Dataset entries

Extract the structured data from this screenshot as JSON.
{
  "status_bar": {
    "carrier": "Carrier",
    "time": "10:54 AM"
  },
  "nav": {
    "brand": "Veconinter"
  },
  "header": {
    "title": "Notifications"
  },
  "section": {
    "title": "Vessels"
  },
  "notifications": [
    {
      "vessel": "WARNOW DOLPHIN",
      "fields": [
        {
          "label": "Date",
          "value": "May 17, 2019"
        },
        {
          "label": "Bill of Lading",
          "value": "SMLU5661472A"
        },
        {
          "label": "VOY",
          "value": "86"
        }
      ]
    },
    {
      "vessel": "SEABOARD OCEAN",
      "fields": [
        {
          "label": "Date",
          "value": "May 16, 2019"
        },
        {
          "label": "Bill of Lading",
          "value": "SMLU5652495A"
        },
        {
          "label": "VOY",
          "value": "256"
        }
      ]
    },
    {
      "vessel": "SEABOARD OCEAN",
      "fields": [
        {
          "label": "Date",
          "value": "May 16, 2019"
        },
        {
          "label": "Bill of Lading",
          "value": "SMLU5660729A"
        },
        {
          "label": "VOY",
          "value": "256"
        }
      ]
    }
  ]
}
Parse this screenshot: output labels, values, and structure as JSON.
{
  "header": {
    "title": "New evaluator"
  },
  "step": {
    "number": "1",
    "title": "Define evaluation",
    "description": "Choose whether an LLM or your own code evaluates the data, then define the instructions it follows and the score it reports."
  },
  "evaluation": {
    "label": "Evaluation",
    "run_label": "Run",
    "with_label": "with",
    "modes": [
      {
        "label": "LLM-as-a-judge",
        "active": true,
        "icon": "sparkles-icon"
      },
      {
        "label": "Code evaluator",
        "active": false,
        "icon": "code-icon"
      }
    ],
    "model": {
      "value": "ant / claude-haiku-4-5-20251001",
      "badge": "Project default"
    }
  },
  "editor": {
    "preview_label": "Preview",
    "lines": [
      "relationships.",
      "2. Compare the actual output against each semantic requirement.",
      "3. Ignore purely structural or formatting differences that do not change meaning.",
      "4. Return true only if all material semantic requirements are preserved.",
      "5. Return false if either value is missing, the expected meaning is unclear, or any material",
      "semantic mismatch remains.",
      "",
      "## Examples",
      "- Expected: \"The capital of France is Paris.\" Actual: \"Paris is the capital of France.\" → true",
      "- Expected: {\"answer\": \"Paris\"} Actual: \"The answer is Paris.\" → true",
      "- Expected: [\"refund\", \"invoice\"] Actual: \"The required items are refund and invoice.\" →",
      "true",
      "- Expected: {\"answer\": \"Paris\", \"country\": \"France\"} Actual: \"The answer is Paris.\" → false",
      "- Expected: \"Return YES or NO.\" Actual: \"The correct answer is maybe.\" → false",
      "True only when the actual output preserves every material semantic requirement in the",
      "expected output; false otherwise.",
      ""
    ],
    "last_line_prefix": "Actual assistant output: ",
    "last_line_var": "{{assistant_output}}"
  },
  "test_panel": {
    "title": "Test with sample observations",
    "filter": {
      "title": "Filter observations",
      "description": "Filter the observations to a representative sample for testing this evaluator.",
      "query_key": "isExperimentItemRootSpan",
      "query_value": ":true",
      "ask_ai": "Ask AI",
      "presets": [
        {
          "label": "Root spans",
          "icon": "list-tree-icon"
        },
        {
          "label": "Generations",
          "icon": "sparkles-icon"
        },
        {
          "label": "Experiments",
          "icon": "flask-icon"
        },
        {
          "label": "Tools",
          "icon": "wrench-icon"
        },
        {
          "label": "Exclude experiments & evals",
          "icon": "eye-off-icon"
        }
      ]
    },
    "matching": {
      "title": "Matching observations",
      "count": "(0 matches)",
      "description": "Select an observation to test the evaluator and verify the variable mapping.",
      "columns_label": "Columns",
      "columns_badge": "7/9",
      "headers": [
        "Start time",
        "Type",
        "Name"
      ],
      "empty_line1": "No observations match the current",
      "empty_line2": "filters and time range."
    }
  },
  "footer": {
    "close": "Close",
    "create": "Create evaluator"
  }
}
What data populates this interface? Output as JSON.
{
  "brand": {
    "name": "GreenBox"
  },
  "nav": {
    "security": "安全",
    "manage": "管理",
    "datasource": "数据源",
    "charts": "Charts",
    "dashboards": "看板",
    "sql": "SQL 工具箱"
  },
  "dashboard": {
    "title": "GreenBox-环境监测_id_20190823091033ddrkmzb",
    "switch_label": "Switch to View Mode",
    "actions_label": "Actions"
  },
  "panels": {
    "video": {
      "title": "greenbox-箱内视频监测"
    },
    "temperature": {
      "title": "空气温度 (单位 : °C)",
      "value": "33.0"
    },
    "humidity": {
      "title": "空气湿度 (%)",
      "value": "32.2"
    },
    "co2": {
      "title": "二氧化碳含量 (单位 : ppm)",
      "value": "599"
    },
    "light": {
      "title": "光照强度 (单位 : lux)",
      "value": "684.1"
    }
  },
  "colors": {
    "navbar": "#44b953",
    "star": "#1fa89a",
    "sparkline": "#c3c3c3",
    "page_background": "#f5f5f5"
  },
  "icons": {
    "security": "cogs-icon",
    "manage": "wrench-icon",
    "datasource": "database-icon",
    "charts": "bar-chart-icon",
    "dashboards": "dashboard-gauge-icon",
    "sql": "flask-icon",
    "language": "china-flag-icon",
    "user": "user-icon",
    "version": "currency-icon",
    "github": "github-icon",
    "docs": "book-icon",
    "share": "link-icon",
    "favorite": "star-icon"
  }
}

Task brief
Repeat the data above exactly.

The output
Extract the structured data from this screenshot as JSON.
{
  "status_bar": {
    "carrier": "Carrier",
    "time": "10:54 AM"
  },
  "nav": {
    "brand": "Veconinter"
  },
  "header": {
    "title": "Notifications"
  },
  "section": {
    "title": "Vessels"
  },
  "notifications": [
    {
      "vessel": "WARNOW DOLPHIN",
      "fields": [
        {
          "label": "Date",
          "value": "May 17, 2019"
        },
        {
          "label": "Bill of Lading",
          "value": "SMLU5661472A"
        },
        {
          "label": "VOY",
          "value": "86"
        }
      ]
    },
    {
      "vessel": "SEABOARD OCEAN",
      "fields": [
        {
          "label": "Date",
          "value": "May 16, 2019"
        },
        {
          "label": "Bill of Lading",
          "value": "SMLU5652495A"
        },
        {
          "label": "VOY",
          "value": "256"
        }
      ]
    },
    {
      "vessel": "SEABOARD OCEAN",
      "fields": [
        {
          "label": "Date",
          "value": "May 16, 2019"
        },
        {
          "label": "Bill of Lading",
          "value": "SMLU5660729A"
        },
        {
          "label": "VOY",
          "value": "256"
        }
      ]
    }
  ]
}
Parse this screenshot: output labels, values, and structure as JSON.
{
  "header": {
    "title": "New evaluator"
  },
  "step": {
    "number": "1",
    "title": "Define evaluation",
    "description": "Choose whether an LLM or your own code evaluates the data, then define the instructions it follows and the score it reports."
  },
  "evaluation": {
    "label": "Evaluation",
    "run_label": "Run",
    "with_label": "with",
    "modes": [
      {
        "label": "LLM-as-a-judge",
        "active": true,
        "icon": "sparkles-icon"
      },
      {
        "label": "Code evaluator",
        "active": false,
        "icon": "code-icon"
      }
    ],
    "model": {
      "value": "ant / claude-haiku-4-5-20251001",
      "badge": "Project default"
    }
  },
  "editor": {
    "preview_label": "Preview",
    "lines": [
      "relationships.",
      "2. Compare the actual output against each semantic requirement.",
      "3. Ignore purely structural or formatting differences that do not change meaning.",
      "4. Return true only if all material semantic requirements are preserved.",
      "5. Return false if either value is missing, the expected meaning is unclear, or any material",
      "semantic mismatch remains.",
      "",
      "## Examples",
      "- Expected: \"The capital of France is Paris.\" Actual: \"Paris is the capital of France.\" → true",
      "- Expected: {\"answer\": \"Paris\"} Actual: \"The answer is Paris.\" → true",
      "- Expected: [\"refund\", \"invoice\"] Actual: \"The required items are refund and invoice.\" →",
      "true",
      "- Expected: {\"answer\": \"Paris\", \"country\": \"France\"} Actual: \"The answer is Paris.\" → false",
      "- Expected: \"Return YES or NO.\" Actual: \"The correct answer is maybe.\" → false",
      "True only when the actual output preserves every material semantic requirement in the",
      "expected output; false otherwise.",
      ""
    ],
    "last_line_prefix": "Actual assistant output: ",
    "last_line_var": "{{assistant_output}}"
  },
  "test_panel": {
    "title": "Test with sample observations",
    "filter": {
      "title": "Filter observations",
      "description": "Filter the observations to a representative sample for testing this evaluator.",
      "query_key": "isExperimentItemRootSpan",
      "query_value": ":true",
      "ask_ai": "Ask AI",
      "presets": [
        {
          "label": "Root spans",
          "icon": "list-tree-icon"
        },
        {
          "label": "Generations",
          "icon": "sparkles-icon"
        },
        {
          "label": "Experiments",
          "icon": "flask-icon"
        },
        {
          "label": "Tools",
          "icon": "wrench-icon"
        },
        {
          "label": "Exclude experiments & evals",
          "icon": "eye-off-icon"
        }
      ]
    },
    "matching": {
      "title": "Matching observations",
      "count": "(0 matches)",
      "description": "Select an observation to test the evaluator and verify the variable mapping.",
      "columns_label": "Columns",
      "columns_badge": "7/9",
      "headers": [
        "Start time",
        "Type",
        "Name"
      ],
      "empty_line1": "No observations match the current",
      "empty_line2": "filters and time range."
    }
  },
  "footer": {
    "close": "Close",
    "create": "Create evaluator"
  }
}
What data populates this interface? Output as JSON.
{
  "brand": {
    "name": "GreenBox"
  },
  "nav": {
    "security": "安全",
    "manage": "管理",
    "datasource": "数据源",
    "charts": "Charts",
    "dashboards": "看板",
    "sql": "SQL 工具箱"
  },
  "dashboard": {
    "title": "GreenBox-环境监测_id_20190823091033ddrkmzb",
    "switch_label": "Switch to View Mode",
    "actions_label": "Actions"
  },
  "panels": {
    "video": {
      "title": "greenbox-箱内视频监测"
    },
    "temperature": {
      "title": "空气温度 (单位 : °C)",
      "value": "33.0"
    },
    "humidity": {
      "title": "空气湿度 (%)",
      "value": "32.2"
    },
    "co2": {
      "title": "二氧化碳含量 (单位 : ppm)",
      "value": "599"
    },
    "light": {
      "title": "光照强度 (单位 : lux)",
      "value": "684.1"
    }
  },
  "colors": {
    "navbar": "#44b953",
    "star": "#1fa89a",
    "sparkline": "#c3c3c3",
    "page_background": "#f5f5f5"
  },
  "icons": {
    "security": "cogs-icon",
    "manage": "wrench-icon",
    "datasource": "database-icon",
    "charts": "bar-chart-icon",
    "dashboards": "dashboard-gauge-icon",
    "sql": "flask-icon",
    "language": "china-flag-icon",
    "user": "user-icon",
    "version": "currency-icon",
    "github": "github-icon",
    "docs": "book-icon",
    "share": "link-icon",
    "favorite": "star-icon"
  }
}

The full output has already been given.